● WHAT IS REQUIRED:
Only lines holding the word "Θεσσαλία" should be copied from the material.

● ENTRIES SHOWN:
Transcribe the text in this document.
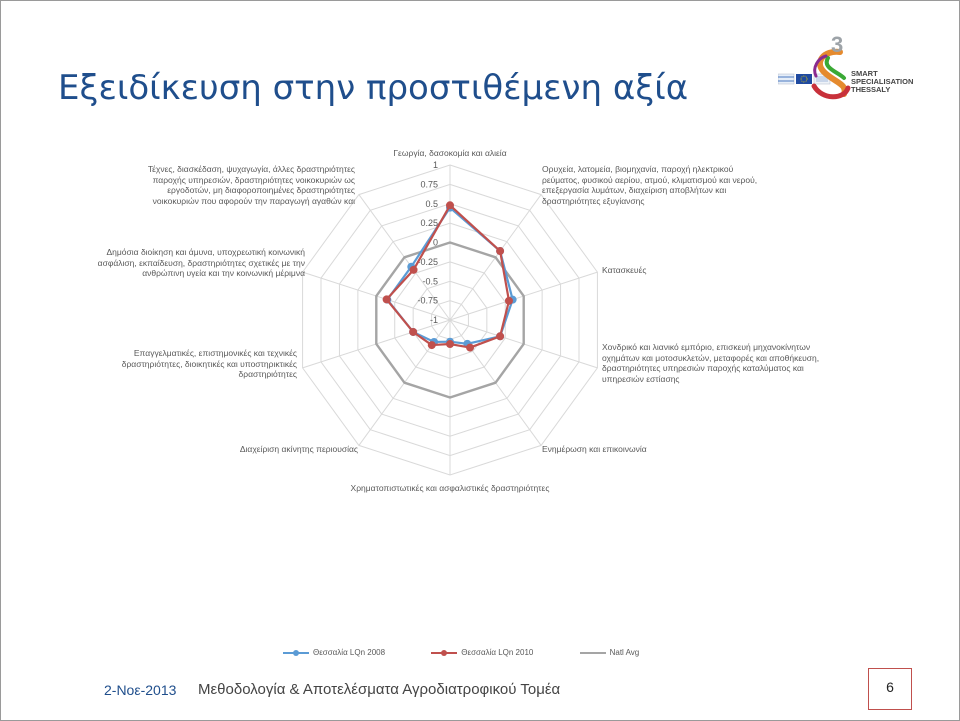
Εξειδίκευση στην προστιθέμενη αξία
3
SMART
SPECIALISATION
THESSALY
1
0.75
0.5
0.25
0
-0.25
-0.5
-0.75
-1
Γεωργία, δασοκομία και αλιεία
Ορυχεία, λατομεία, βιομηχανία, παροχή ηλεκτρικού
ρεύματος, φυσικού αερίου, ατμού, κλιματισμού και νερού,
επεξεργασία λυμάτων, διαχείριση αποβλήτων και
δραστηριότητες εξυγίανσης
Κατασκευές
Χονδρικό και λιανικό εμπόριο, επισκευή μηχανοκίνητων
οχημάτων και μοτοσυκλετών, μεταφορές και αποθήκευση,
δραστηριότητες υπηρεσιών παροχής καταλύματος και
υπηρεσιών εστίασης
Ενημέρωση και επικοινωνία
Χρηματοπιστωτικές και ασφαλιστικές δραστηριότητες
Διαχείριση ακίνητης περιουσίας
Επαγγελματικές, επιστημονικές και τεχνικές
δραστηριότητες, διοικητικές και υποστηρικτικές
δραστηριότητες
Δημόσια διοίκηση και άμυνα, υποχρεωτική κοινωνική
ασφάλιση, εκπαίδευση, δραστηριότητες σχετικές με την
ανθρώπινη υγεία και την κοινωνική μέριμνα
Τέχνες, διασκέδαση, ψυχαγωγία, άλλες δραστηριότητες
παροχής υπηρεσιών, δραστηριότητες νοικοκυριών ως
εργοδοτών, μη διαφοροποιημένες δραστηριότητες
νοικοκυριών που αφορούν την παραγωγή αγαθών και
Θεσσαλία LQn 2008
	Θεσσαλία LQn 2010
	Natl Avg
2-Νοε-2013 Μεθοδολογία & Αποτελέσματα Αγροδιατροφικού Τομέα	6
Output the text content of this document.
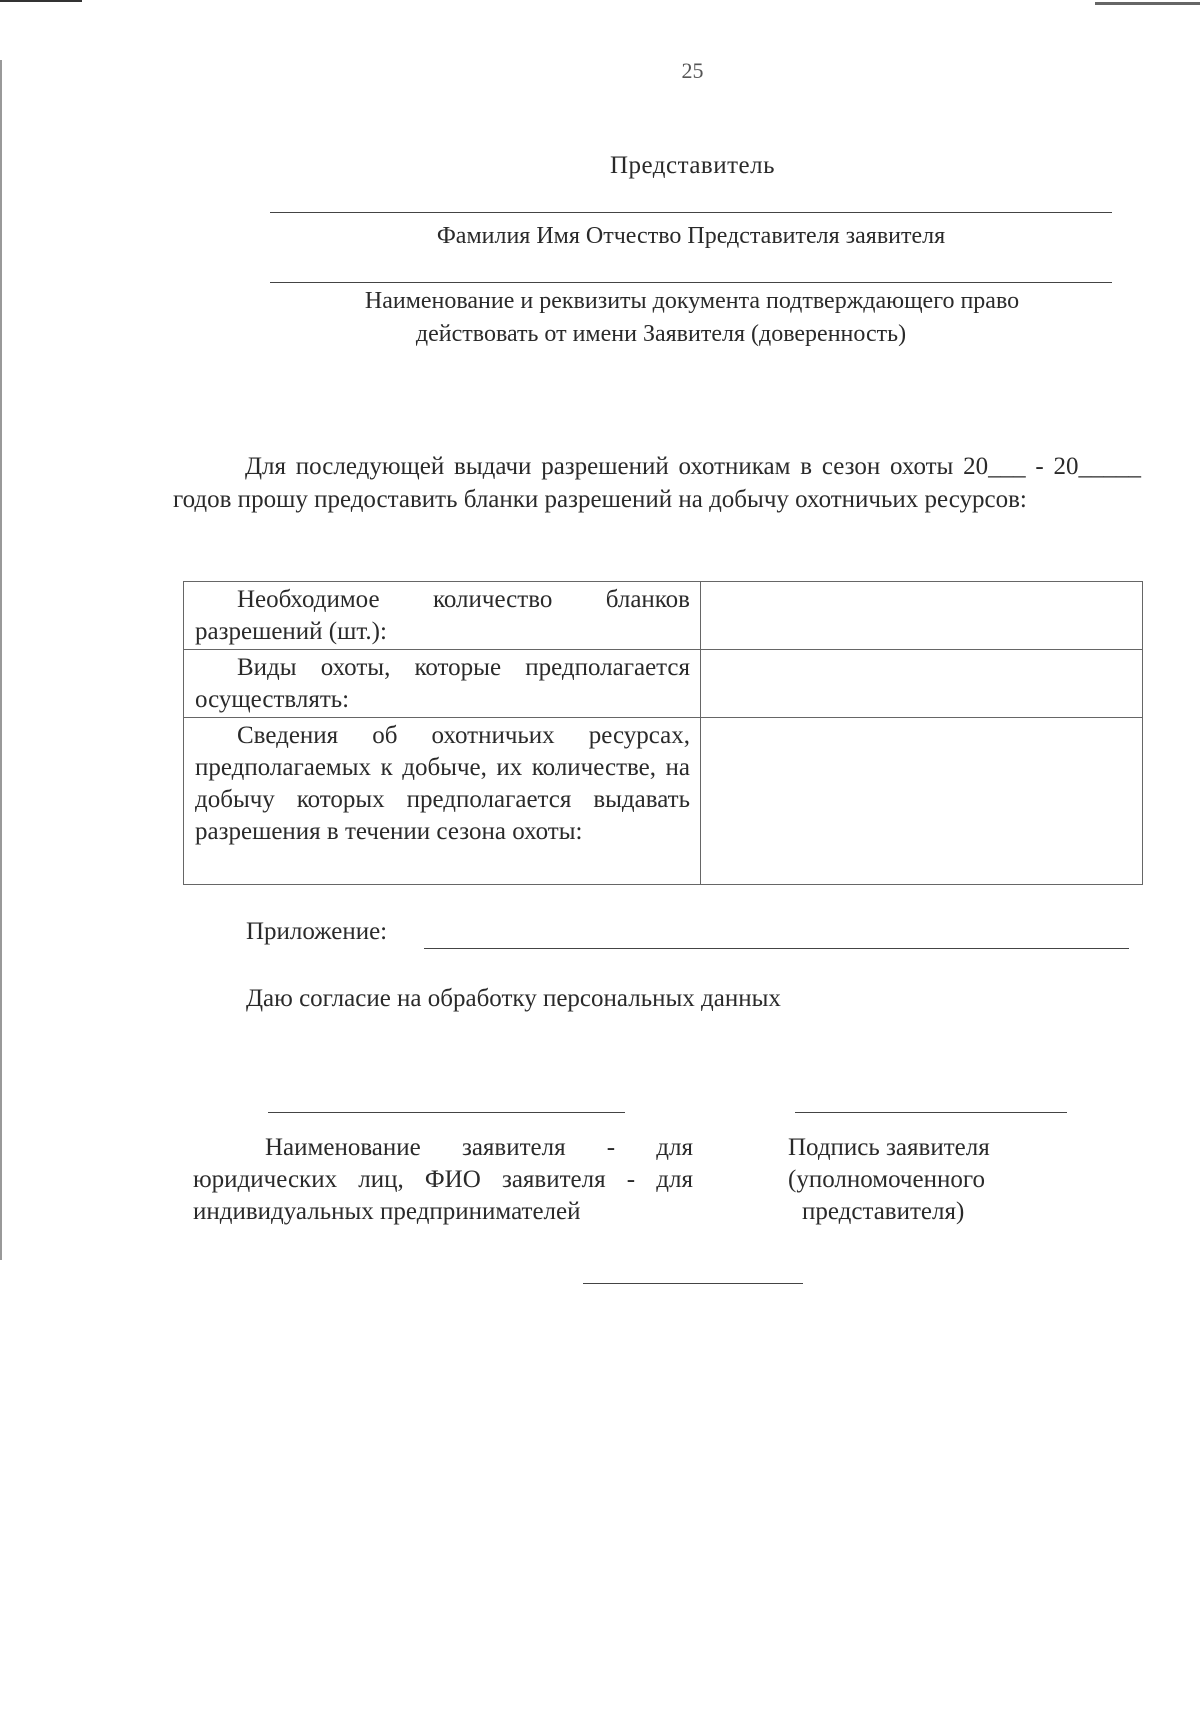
25
Представитель
Фамилия Имя Отчество Представителя заявителя
Наименование и реквизиты документа подтверждающего право
действовать от имени Заявителя (доверенность)
Для последующей выдачи разрешений охотникам в сезон охоты 20___ - 20_____ годов прошу предоставить бланки разрешений на добычу охотничьих ресурсов:
Необходимое количество бланков разрешений (шт.):	

Виды охоты, которые предполагается осуществлять:	

Сведения об охотничьих ресурсах, предполагаемых к добыче, их количестве, на добычу которых предполагается выдавать разрешения в течении сезона охоты:	

Приложение:
Даю согласие на обработку персональных данных
Наименование заявителя - для юридических лиц, ФИО заявителя - для индивидуальных предпринимателей
Подпись заявителя
(уполномоченного
представителя)
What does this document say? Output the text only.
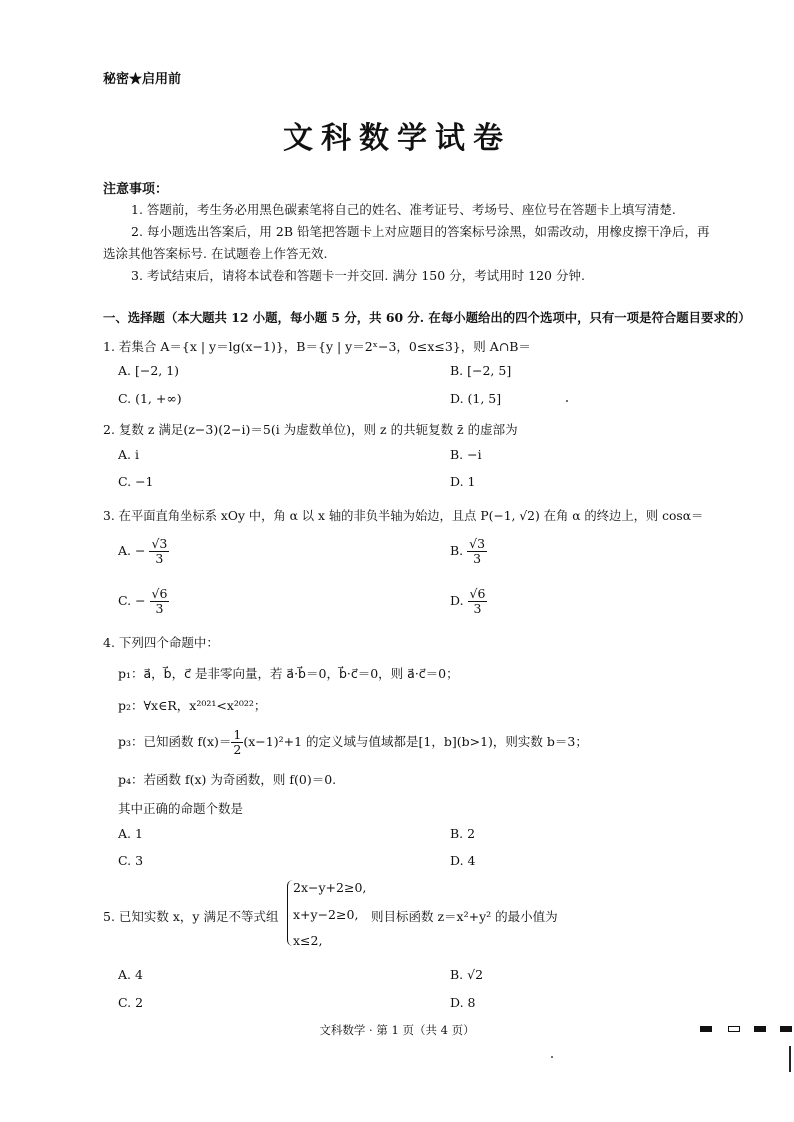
秘密★启用前
文科数学试卷
注意事项：
1. 答题前，考生务必用黑色碳素笔将自己的姓名、准考证号、考场号、座位号在答题卡上填写清楚.
2. 每小题选出答案后，用 2B 铅笔把答题卡上对应题目的答案标号涂黑，如需改动，用橡皮擦干净后，再
选涂其他答案标号. 在试题卷上作答无效.
3. 考试结束后，请将本试卷和答题卡一并交回. 满分 150 分，考试用时 120 分钟.
一、选择题（本大题共 12 小题，每小题 5 分，共 60 分. 在每小题给出的四个选项中，只有一项是符合题目要求的）
1. 若集合 A＝{x | y＝lg(x−1)}，B＝{y | y＝2ˣ−3，0≤x≤3}，则 A∩B＝
A. [−2, 1)	B. [−2, 5]
C. (1, +∞)	D. (1, 5]
2. 复数 z 满足(z−3)(2−i)＝5(i 为虚数单位)，则 z 的共轭复数 z̄ 的虚部为
A. i	B. −i
C. −1	D. 1
3. 在平面直角坐标系 xOy 中，角 α 以 x 轴的非负半轴为始边，且点 P(−1, √2) 在角 α 的终边上，则 cosα＝
A. − $\frac{√3}{3}$	B. $\frac{√3}{3}$
C. − $\frac{√6}{3}$	D. $\frac{√6}{3}$
4. 下列四个命题中：
p₁：a⃗，b⃗，c⃗ 是非零向量，若 a⃗·b⃗＝0，b⃗·c⃗＝0，则 a⃗·c⃗＝0；
p₂：∀x∈R，x²⁰²¹<x²⁰²²；
p₃：已知函数 $f(x)= \frac{1}{2} (x-1)^2+1$ 的定义域与值域都是[1，b](b>1)，则实数 b＝3；
p₄：若函数 f(x) 为奇函数，则 f(0)＝0.
其中正确的命题个数是
A. 1	B. 2
C. 3	D. 4
5. 已知实数 x，y 满足不等式组
2x−y+2≥0,
x+y−2≥0,
x≤2,
则目标函数 z＝x²+y² 的最小值为
A. 4	B. √2
C. 2	D. 8
文科数学 · 第 1 页（共 4 页）
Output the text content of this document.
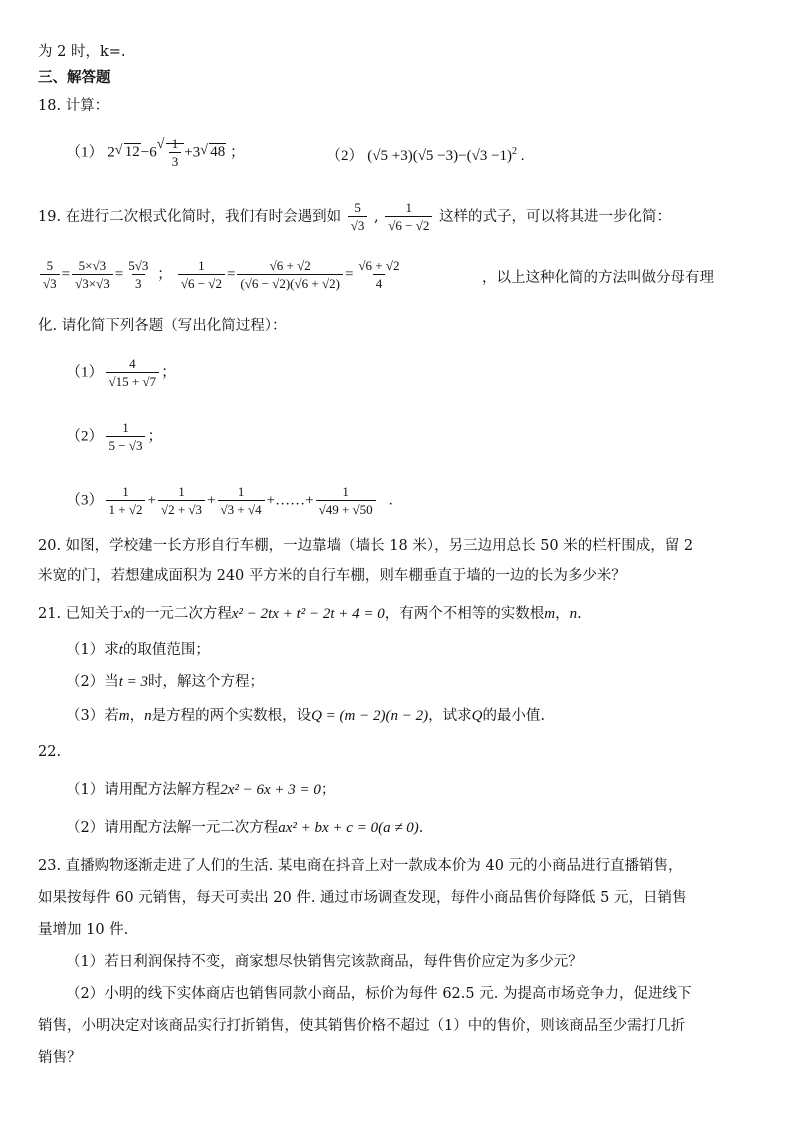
为 2 时，k=.
三、解答题
18. 计算：
（1） 2√ 12−6
√ $\frac{1}{3} +3√$ 48 ；	（2） $(√5 +3)(√5 -3)-(√3 -1)^2$ .
19. 在进行二次根式化简时，我们有时会遇到如 $\frac{5}{√3}$ , $\frac{1}{√6 - √2}$ 这样的式子，可以将其进一步化简：
$\frac{5}{√3} = \frac{5\times√3}{√3\times√3} = \frac{5√3}{3}$ ； $\frac{1}{√6 - √2} = \frac{√6 + √2}{(√6 - √2)(√6 + √2)} = \frac{√6 + √2}{4}$	，以上这种化简的方法叫做分母有理
化. 请化简下列各题（写出化简过程）：
$(1) \frac{4}{√15 + √7}$ ；
$(2) \frac{1}{5 - √3}$ ；
$(3) \frac{1}{1 + √2} + \frac{1}{√2 + √3} + \frac{1}{√3 + √4}$ +……+ $\frac{1}{√49 + √50}$ .
20. 如图，学校建一长方形自行车棚，一边靠墙（墙长 18 米），另三边用总长 50 米的栏杆围成，留 2
米宽的门，若想建成面积为 240 平方米的自行车棚，则车棚垂直于墙的一边的长为多少米？
21. 已知关于x的一元二次方程x² − 2tx + t² − 2t + 4 = 0，有两个不相等的实数根m，n.
（1）求t的取值范围；
（2）当t = 3时，解这个方程；
（3）若m，n是方程的两个实数根，设Q = (m − 2)(n − 2)，试求Q的最小值.
22.
（1）请用配方法解方程2x² − 6x + 3 = 0；
（2）请用配方法解一元二次方程ax² + bx + c = 0(a ≠ 0).
23. 直播购物逐渐走进了人们的生活. 某电商在抖音上对一款成本价为 40 元的小商品进行直播销售，
如果按每件 60 元销售，每天可卖出 20 件. 通过市场调查发现，每件小商品售价每降低 5 元，日销售
量增加 10 件.
（1）若日利润保持不变，商家想尽快销售完该款商品，每件售价应定为多少元？
（2）小明的线下实体商店也销售同款小商品，标价为每件 62.5 元. 为提高市场竞争力，促进线下
销售，小明决定对该商品实行打折销售，使其销售价格不超过（1）中的售价，则该商品至少需打几折
销售？
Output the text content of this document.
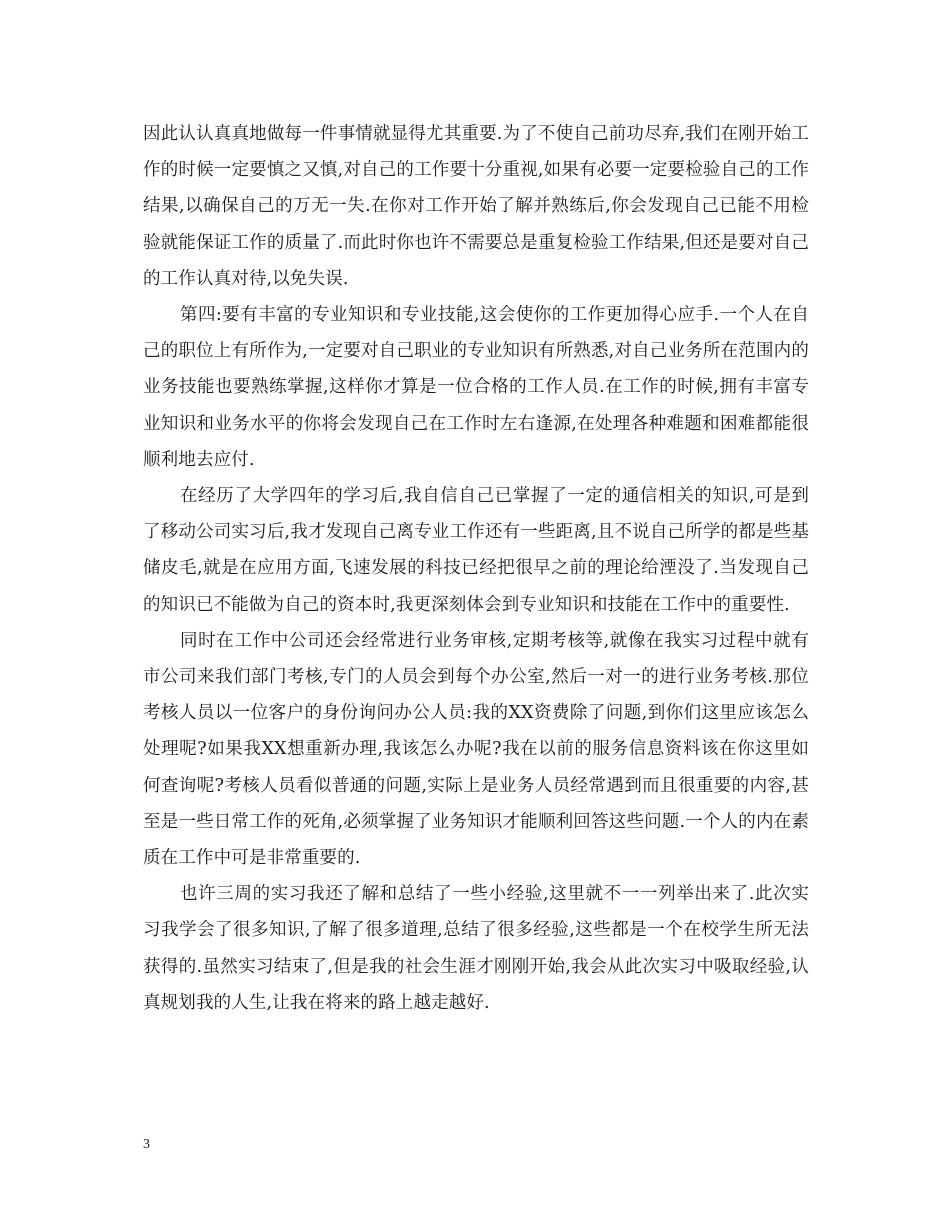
因此认认真真地做每一件事情就显得尤其重要.为了不使自己前功尽弃,我们在刚开始工作的时候一定要慎之又慎,对自己的工作要十分重视,如果有必要一定要检验自己的工作结果,以确保自己的万无一失.在你对工作开始了解并熟练后,你会发现自己已能不用检验就能保证工作的质量了.而此时你也许不需要总是重复检验工作结果,但还是要对自己的工作认真对待,以免失误.

第四:要有丰富的专业知识和专业技能,这会使你的工作更加得心应手.一个人在自己的职位上有所作为,一定要对自己职业的专业知识有所熟悉,对自己业务所在范围内的业务技能也要熟练掌握,这样你才算是一位合格的工作人员.在工作的时候,拥有丰富专业知识和业务水平的你将会发现自己在工作时左右逢源,在处理各种难题和困难都能很顺利地去应付.

在经历了大学四年的学习后,我自信自己已掌握了一定的通信相关的知识,可是到了移动公司实习后,我才发现自己离专业工作还有一些距离,且不说自己所学的都是些基储皮毛,就是在应用方面,飞速发展的科技已经把很早之前的理论给湮没了.当发现自己的知识已不能做为自己的资本时,我更深刻体会到专业知识和技能在工作中的重要性.

同时在工作中公司还会经常进行业务审核,定期考核等,就像在我实习过程中就有市公司来我们部门考核,专门的人员会到每个办公室,然后一对一的进行业务考核.那位考核人员以一位客户的身份询问办公人员:我的XX资费除了问题,到你们这里应该怎么处理呢?如果我XX想重新办理,我该怎么办呢?我在以前的服务信息资料该在你这里如何查询呢?考核人员看似普通的问题,实际上是业务人员经常遇到而且很重要的内容,甚至是一些日常工作的死角,必须掌握了业务知识才能顺利回答这些问题.一个人的内在素质在工作中可是非常重要的.

也许三周的实习我还了解和总结了一些小经验,这里就不一一列举出来了.此次实习我学会了很多知识,了解了很多道理,总结了很多经验,这些都是一个在校学生所无法获得的.虽然实习结束了,但是我的社会生涯才刚刚开始,我会从此次实习中吸取经验,认真规划我的人生,让我在将来的路上越走越好.

3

● CORRECT RESULT:
Θεσσαλία LQn 2008
	Θεσσαλία LQn 2010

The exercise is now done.